--- Start of INFORMATION SUPPLIED ---
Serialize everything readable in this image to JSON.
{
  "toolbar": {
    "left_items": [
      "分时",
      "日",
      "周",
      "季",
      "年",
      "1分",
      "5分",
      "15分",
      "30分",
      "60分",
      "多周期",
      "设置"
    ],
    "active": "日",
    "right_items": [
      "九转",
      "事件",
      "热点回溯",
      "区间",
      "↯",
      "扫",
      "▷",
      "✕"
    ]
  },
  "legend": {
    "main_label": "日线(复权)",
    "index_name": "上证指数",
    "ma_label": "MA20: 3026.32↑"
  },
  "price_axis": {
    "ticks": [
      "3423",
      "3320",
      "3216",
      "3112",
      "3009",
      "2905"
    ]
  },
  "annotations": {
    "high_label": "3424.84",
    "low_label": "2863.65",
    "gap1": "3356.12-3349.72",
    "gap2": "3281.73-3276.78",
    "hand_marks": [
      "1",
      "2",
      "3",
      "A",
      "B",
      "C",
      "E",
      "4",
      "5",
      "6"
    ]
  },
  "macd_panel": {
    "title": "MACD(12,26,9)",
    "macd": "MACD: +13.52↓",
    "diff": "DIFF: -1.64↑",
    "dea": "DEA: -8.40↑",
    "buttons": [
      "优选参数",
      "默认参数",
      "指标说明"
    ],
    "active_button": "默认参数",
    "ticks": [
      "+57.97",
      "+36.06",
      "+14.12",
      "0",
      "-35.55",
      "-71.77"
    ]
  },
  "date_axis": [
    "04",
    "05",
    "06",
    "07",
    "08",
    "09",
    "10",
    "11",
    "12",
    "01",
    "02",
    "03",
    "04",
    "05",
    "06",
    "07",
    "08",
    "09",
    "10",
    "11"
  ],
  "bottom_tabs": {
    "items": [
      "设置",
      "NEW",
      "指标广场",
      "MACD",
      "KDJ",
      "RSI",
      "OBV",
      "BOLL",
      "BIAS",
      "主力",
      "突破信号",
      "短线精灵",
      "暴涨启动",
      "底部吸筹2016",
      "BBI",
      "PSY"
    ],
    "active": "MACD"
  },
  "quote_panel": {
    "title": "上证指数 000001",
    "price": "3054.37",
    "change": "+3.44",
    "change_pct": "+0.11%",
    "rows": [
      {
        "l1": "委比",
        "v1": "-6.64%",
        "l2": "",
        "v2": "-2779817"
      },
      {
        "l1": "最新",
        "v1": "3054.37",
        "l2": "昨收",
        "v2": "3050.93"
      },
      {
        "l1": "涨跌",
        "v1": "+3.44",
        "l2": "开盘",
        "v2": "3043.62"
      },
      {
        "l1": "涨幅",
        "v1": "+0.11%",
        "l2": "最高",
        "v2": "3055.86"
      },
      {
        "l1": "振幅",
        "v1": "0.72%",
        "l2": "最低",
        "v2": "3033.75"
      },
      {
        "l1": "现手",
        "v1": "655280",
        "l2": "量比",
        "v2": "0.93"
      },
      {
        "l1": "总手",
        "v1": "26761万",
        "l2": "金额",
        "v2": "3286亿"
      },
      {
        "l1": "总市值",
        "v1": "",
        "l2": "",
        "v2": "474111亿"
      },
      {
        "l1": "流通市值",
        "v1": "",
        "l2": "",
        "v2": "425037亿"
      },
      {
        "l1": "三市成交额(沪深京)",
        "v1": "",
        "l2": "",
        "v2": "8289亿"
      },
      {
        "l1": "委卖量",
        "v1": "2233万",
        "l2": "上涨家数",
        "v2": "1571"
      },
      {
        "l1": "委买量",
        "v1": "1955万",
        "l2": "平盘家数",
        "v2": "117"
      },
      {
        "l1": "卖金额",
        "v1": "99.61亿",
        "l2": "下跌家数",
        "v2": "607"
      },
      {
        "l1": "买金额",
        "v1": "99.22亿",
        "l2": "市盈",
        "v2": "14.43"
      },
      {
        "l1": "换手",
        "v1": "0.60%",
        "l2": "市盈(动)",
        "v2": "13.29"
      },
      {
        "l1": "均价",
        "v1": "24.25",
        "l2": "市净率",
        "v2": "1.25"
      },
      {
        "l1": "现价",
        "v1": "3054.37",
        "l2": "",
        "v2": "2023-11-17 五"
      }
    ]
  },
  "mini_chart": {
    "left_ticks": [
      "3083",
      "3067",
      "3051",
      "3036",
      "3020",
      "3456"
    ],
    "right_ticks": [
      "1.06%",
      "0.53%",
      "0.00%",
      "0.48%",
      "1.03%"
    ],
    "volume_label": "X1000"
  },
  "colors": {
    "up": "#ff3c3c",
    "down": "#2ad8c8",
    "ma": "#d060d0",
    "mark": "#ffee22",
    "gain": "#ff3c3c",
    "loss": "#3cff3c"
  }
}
--- End of INFORMATION SUPPLIED ---
» **TO DO**
Write down all the entries again without a single difference.

» **EXERCISE RESPONSE**
Serialize everything readable in this image to JSON.
{
  "toolbar": {
    "left_items": [
      "分时",
      "日",
      "周",
      "季",
      "年",
      "1分",
      "5分",
      "15分",
      "30分",
      "60分",
      "多周期",
      "设置"
    ],
    "active": "日",
    "right_items": [
      "九转",
      "事件",
      "热点回溯",
      "区间",
      "↯",
      "扫",
      "▷",
      "✕"
    ]
  },
  "legend": {
    "main_label": "日线(复权)",
    "index_name": "上证指数",
    "ma_label": "MA20: 3026.32↑"
  },
  "price_axis": {
    "ticks": [
      "3423",
      "3320",
      "3216",
      "3112",
      "3009",
      "2905"
    ]
  },
  "annotations": {
    "high_label": "3424.84",
    "low_label": "2863.65",
    "gap1": "3356.12-3349.72",
    "gap2": "3281.73-3276.78",
    "hand_marks": [
      "1",
      "2",
      "3",
      "A",
      "B",
      "C",
      "E",
      "4",
      "5",
      "6"
    ]
  },
  "macd_panel": {
    "title": "MACD(12,26,9)",
    "macd": "MACD: +13.52↓",
    "diff": "DIFF: -1.64↑",
    "dea": "DEA: -8.40↑",
    "buttons": [
      "优选参数",
      "默认参数",
      "指标说明"
    ],
    "active_button": "默认参数",
    "ticks": [
      "+57.97",
      "+36.06",
      "+14.12",
      "0",
      "-35.55",
      "-71.77"
    ]
  },
  "date_axis": [
    "04",
    "05",
    "06",
    "07",
    "08",
    "09",
    "10",
    "11",
    "12",
    "01",
    "02",
    "03",
    "04",
    "05",
    "06",
    "07",
    "08",
    "09",
    "10",
    "11"
  ],
  "bottom_tabs": {
    "items": [
      "设置",
      "NEW",
      "指标广场",
      "MACD",
      "KDJ",
      "RSI",
      "OBV",
      "BOLL",
      "BIAS",
      "主力",
      "突破信号",
      "短线精灵",
      "暴涨启动",
      "底部吸筹2016",
      "BBI",
      "PSY"
    ],
    "active": "MACD"
  },
  "quote_panel": {
    "title": "上证指数 000001",
    "price": "3054.37",
    "change": "+3.44",
    "change_pct": "+0.11%",
    "rows": [
      {
        "l1": "委比",
        "v1": "-6.64%",
        "l2": "",
        "v2": "-2779817"
      },
      {
        "l1": "最新",
        "v1": "3054.37",
        "l2": "昨收",
        "v2": "3050.93"
      },
      {
        "l1": "涨跌",
        "v1": "+3.44",
        "l2": "开盘",
        "v2": "3043.62"
      },
      {
        "l1": "涨幅",
        "v1": "+0.11%",
        "l2": "最高",
        "v2": "3055.86"
      },
      {
        "l1": "振幅",
        "v1": "0.72%",
        "l2": "最低",
        "v2": "3033.75"
      },
      {
        "l1": "现手",
        "v1": "655280",
        "l2": "量比",
        "v2": "0.93"
      },
      {
        "l1": "总手",
        "v1": "26761万",
        "l2": "金额",
        "v2": "3286亿"
      },
      {
        "l1": "总市值",
        "v1": "",
        "l2": "",
        "v2": "474111亿"
      },
      {
        "l1": "流通市值",
        "v1": "",
        "l2": "",
        "v2": "425037亿"
      },
      {
        "l1": "三市成交额(沪深京)",
        "v1": "",
        "l2": "",
        "v2": "8289亿"
      },
      {
        "l1": "委卖量",
        "v1": "2233万",
        "l2": "上涨家数",
        "v2": "1571"
      },
      {
        "l1": "委买量",
        "v1": "1955万",
        "l2": "平盘家数",
        "v2": "117"
      },
      {
        "l1": "卖金额",
        "v1": "99.61亿",
        "l2": "下跌家数",
        "v2": "607"
      },
      {
        "l1": "买金额",
        "v1": "99.22亿",
        "l2": "市盈",
        "v2": "14.43"
      },
      {
        "l1": "换手",
        "v1": "0.60%",
        "l2": "市盈(动)",
        "v2": "13.29"
      },
      {
        "l1": "均价",
        "v1": "24.25",
        "l2": "市净率",
        "v2": "1.25"
      },
      {
        "l1": "现价",
        "v1": "3054.37",
        "l2": "",
        "v2": "2023-11-17 五"
      }
    ]
  },
  "mini_chart": {
    "left_ticks": [
      "3083",
      "3067",
      "3051",
      "3036",
      "3020",
      "3456"
    ],
    "right_ticks": [
      "1.06%",
      "0.53%",
      "0.00%",
      "0.48%",
      "1.03%"
    ],
    "volume_label": "X1000"
  },
  "colors": {
    "up": "#ff3c3c",
    "down": "#2ad8c8",
    "ma": "#d060d0",
    "mark": "#ffee22",
    "gain": "#ff3c3c",
    "loss": "#3cff3c"
  }
}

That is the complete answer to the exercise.